» **AIM**
Substitute "vessel" for every "submarine" in the listing from its start through the line containing "The longitudinal axis Z is at (783, 490).", both ends included, and give back only those lines with everything else unchanged. Leave the pictures out.

» **RECORDS FOR THE TASK**
# # # # # # #

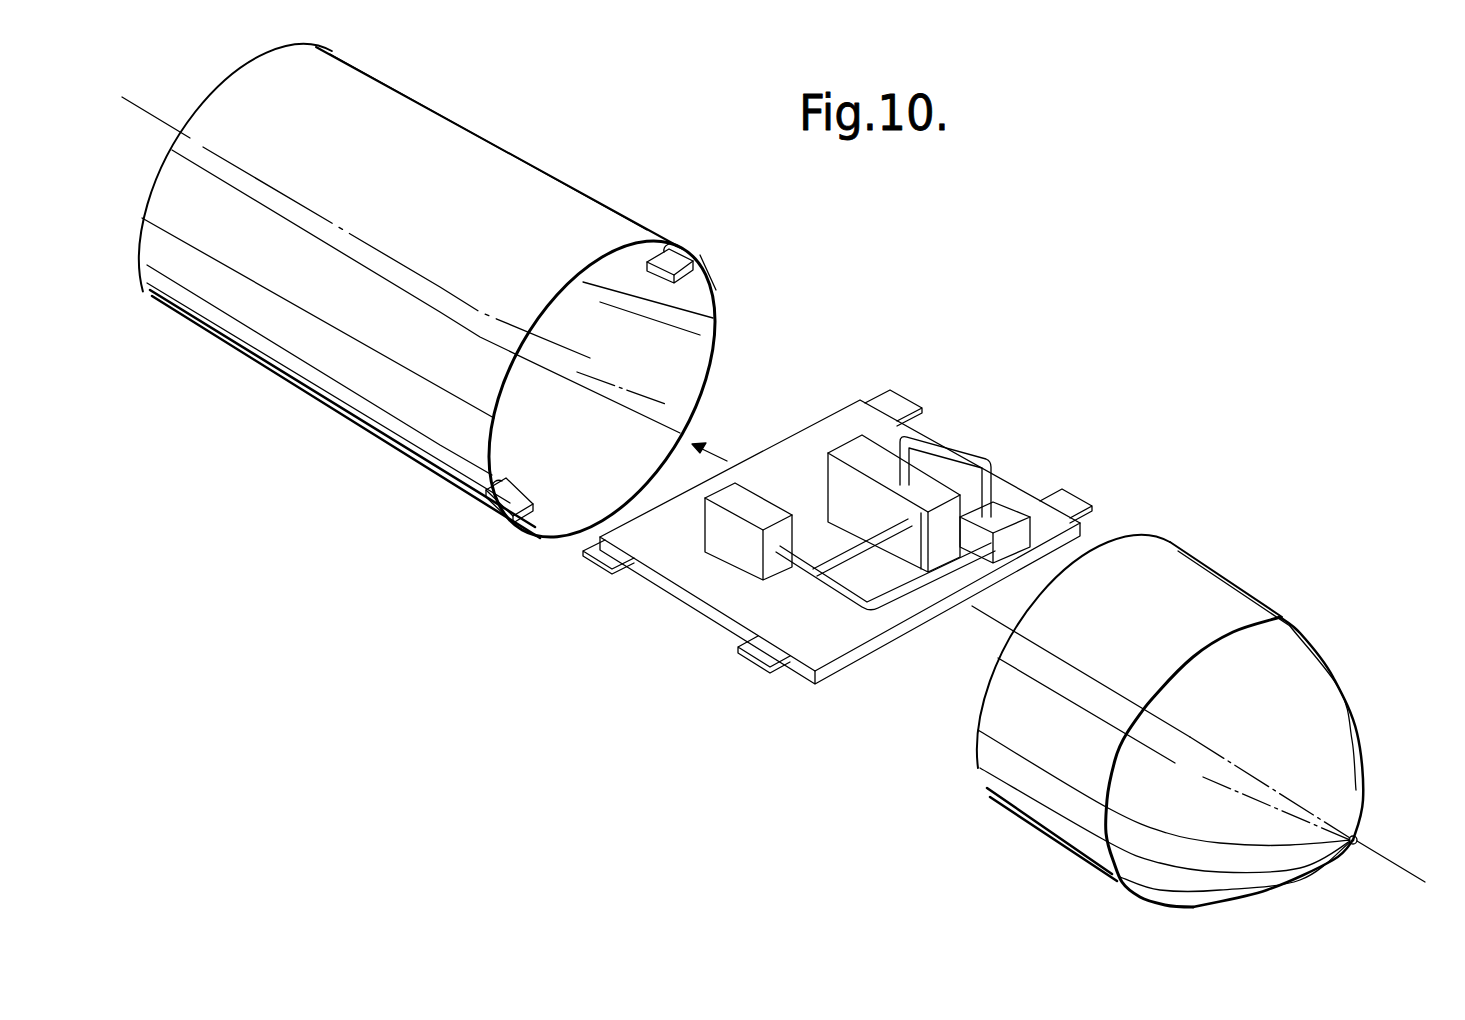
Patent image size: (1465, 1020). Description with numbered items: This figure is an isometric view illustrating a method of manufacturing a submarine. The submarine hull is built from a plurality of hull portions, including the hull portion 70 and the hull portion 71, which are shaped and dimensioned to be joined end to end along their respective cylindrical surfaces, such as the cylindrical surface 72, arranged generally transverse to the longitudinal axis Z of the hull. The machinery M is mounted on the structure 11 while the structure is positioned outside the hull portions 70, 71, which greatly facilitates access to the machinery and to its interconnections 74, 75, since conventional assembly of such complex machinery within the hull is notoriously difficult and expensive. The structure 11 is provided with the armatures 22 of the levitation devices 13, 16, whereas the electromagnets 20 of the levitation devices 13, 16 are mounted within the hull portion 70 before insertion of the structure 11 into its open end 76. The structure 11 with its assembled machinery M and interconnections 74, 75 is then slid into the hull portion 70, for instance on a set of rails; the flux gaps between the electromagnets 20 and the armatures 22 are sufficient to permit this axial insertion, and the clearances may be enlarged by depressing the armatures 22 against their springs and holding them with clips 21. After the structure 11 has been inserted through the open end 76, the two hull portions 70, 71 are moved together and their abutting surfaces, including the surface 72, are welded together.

The hull portion 70 is at (427, 192).
The hull portion 71 is at (1133, 642).
The structure 11 is at (830, 427).
The armatures 22 is at (603, 570).
The clips 21 is at (676, 248).
The electromagnets 20 is at (657, 272).
The levitation device 16 is at (703, 250).
The cylindrical surface 72 is at (712, 285).
The open end 76 is at (652, 347).
The levitation device 13 is at (508, 526).
The interconnection 75 is at (987, 461).
The interconnection 74 is at (847, 594).
The machinery M is at (853, 486).
The longitudinal axis Z is at (783, 490).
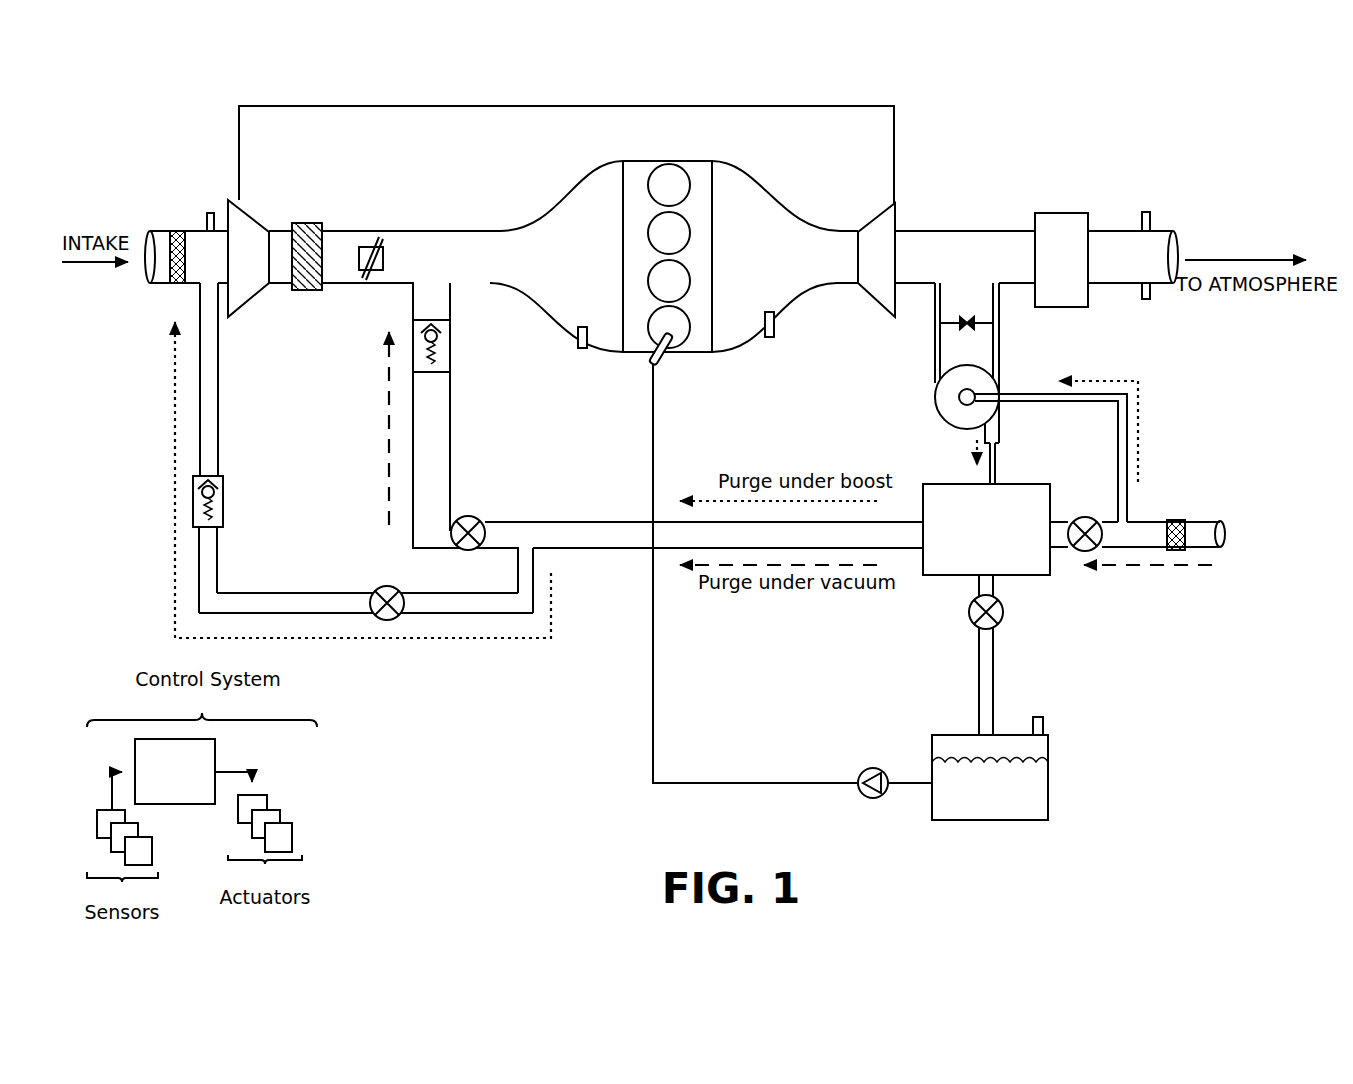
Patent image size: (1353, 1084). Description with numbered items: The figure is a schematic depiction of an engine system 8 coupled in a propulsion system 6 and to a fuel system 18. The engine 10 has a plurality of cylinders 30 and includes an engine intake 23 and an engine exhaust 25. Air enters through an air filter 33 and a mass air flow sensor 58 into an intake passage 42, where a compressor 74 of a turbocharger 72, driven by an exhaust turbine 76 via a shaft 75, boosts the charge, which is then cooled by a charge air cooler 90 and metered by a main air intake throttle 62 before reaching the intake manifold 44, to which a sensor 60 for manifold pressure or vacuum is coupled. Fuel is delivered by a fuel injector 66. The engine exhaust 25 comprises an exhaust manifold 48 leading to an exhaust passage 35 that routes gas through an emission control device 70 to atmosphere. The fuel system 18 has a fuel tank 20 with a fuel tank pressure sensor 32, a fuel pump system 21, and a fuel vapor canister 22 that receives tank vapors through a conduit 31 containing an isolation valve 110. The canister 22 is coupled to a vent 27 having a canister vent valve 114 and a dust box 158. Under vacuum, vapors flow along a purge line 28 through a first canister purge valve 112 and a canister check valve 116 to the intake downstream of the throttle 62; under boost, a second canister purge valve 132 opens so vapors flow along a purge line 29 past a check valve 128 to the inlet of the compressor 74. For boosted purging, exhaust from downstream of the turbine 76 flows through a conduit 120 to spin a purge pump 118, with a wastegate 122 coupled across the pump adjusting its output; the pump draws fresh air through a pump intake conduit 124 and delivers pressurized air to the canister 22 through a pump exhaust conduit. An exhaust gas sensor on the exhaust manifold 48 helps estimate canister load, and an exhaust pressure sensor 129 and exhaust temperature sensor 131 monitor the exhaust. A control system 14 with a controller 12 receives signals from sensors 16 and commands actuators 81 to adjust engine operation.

The propulsion system 6 is at (134, 150).
The engine system 8 is at (1260, 178).
The engine 10 is at (712, 240).
The controller 12 is at (182, 774).
The control system 14 is at (202, 709).
The sensors 16 is at (122, 860).
The fuel system 18 is at (1146, 737).
The fuel tank 20 is at (1049, 798).
The fuel pump system 21 is at (876, 774).
The fuel vapor canister 22 is at (986, 529).
The engine intake 23 is at (553, 188).
The engine exhaust 25 is at (818, 190).
The vent 27 is at (1137, 534).
The purge line 28 is at (704, 567).
The purge line 29 is at (287, 593).
The cylinders 30 is at (687, 180).
The conduit 31 is at (978, 705).
The fuel tank pressure sensor 32 is at (1044, 724).
The air filter 33 is at (178, 230).
The exhaust passage 35 is at (1158, 230).
The intake passage 42 is at (404, 284).
The intake manifold 44 is at (556, 256).
The exhaust manifold 48 is at (776, 256).
The mass air flow sensor 58 is at (208, 220).
The sensor 60 is at (578, 340).
The main air intake throttle 62 is at (383, 260).
The fuel injector 66 is at (658, 360).
The emission control device 70 is at (1061, 260).
The turbocharger 72 is at (948, 142).
The compressor 74 is at (250, 210).
The shaft 75 is at (895, 136).
The exhaust turbine 76 is at (896, 202).
The actuators 81 is at (265, 843).
The charge air cooler 90 is at (310, 223).
The isolation valve 110 is at (969, 610).
The first canister purge valve 112 is at (475, 517).
The canister vent valve 114 is at (1084, 517).
The canister check valve 116 is at (452, 340).
The purge pump 118 is at (1000, 434).
The conduit 120 is at (1000, 360).
The wastegate 122 is at (968, 316).
The pump intake conduit 124 is at (1117, 446).
The check valve 128 is at (224, 507).
The exhaust pressure sensor 129 is at (1141, 220).
The exhaust temperature sensor 131 is at (1141, 290).
The second canister purge valve 132 is at (395, 587).
The dust box 158 is at (1177, 519).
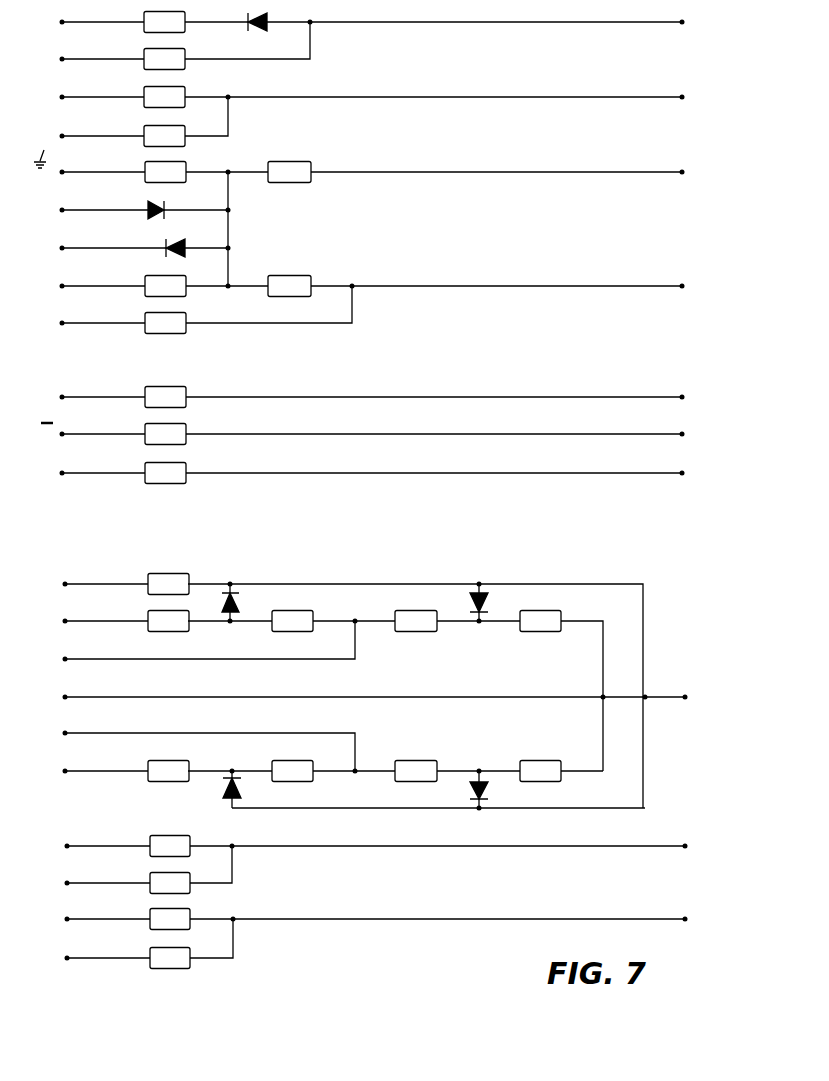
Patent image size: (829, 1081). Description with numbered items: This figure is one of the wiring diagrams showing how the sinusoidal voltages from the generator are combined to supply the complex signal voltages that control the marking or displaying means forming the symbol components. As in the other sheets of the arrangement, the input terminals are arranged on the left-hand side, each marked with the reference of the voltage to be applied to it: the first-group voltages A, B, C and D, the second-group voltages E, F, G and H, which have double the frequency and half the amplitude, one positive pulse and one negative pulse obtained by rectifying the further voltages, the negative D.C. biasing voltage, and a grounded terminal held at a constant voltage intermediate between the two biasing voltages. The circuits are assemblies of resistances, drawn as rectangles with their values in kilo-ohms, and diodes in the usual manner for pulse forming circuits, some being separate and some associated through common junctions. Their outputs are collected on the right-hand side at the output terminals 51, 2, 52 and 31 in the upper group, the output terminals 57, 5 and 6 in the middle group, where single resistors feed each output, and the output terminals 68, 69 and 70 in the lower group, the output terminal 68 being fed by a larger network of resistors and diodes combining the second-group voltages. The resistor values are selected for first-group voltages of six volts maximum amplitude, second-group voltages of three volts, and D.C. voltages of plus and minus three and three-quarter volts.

The output terminal 51 is at (379, 35).
The output terminal 2 is at (371, 111).
The output terminal 52 is at (378, 218).
The output terminal 31 is at (379, 298).
The output terminal 57 is at (378, 390).
The output terminal 5 is at (374, 429).
The output terminal 6 is at (371, 467).
The output terminal 68 is at (379, 686).
The output terminal 69 is at (378, 858).
The output terminal 70 is at (379, 933).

# # # # # # #

» **RESULT FOR THIS EXERCISE**
Patent image size: (1465, 1020). Description with numbered items: This figure is an isometric view illustrating a method of manufacturing a vessel. The vessel hull is built from a plurality of hull portions, including the hull portion 70 and the hull portion 71, which are shaped and dimensioned to be joined end to end along their respective cylindrical surfaces, such as the cylindrical surface 72, arranged generally transverse to the longitudinal axis Z of the hull. The machinery M is mounted on the structure 11 while the structure is positioned outside the hull portions 70, 71, which greatly facilitates access to the machinery and to its interconnections 74, 75, since conventional assembly of such complex machinery within the hull is notoriously difficult and expensive. The structure 11 is provided with the armatures 22 of the levitation devices 13, 16, whereas the electromagnets 20 of the levitation devices 13, 16 are mounted within the hull portion 70 before insertion of the structure 11 into its open end 76. The structure 11 with its assembled machinery M and interconnections 74, 75 is then slid into the hull portion 70, for instance on a set of rails; the flux gaps between the electromagnets 20 and the armatures 22 are sufficient to permit this axial insertion, and the clearances may be enlarged by depressing the armatures 22 against their springs and holding them with clips 21. After the structure 11 has been inserted through the open end 76, the two hull portions 70, 71 are moved together and their abutting surfaces, including the surface 72, are welded together.

The hull portion 70 is at (427, 192).
The hull portion 71 is at (1133, 642).
The structure 11 is at (830, 427).
The armatures 22 is at (603, 570).
The clips 21 is at (676, 248).
The electromagnets 20 is at (657, 272).
The levitation device 16 is at (703, 250).
The cylindrical surface 72 is at (712, 285).
The open end 76 is at (652, 347).
The levitation device 13 is at (508, 526).
The interconnection 75 is at (987, 461).
The interconnection 74 is at (847, 594).
The machinery M is at (853, 486).
The longitudinal axis Z is at (783, 490).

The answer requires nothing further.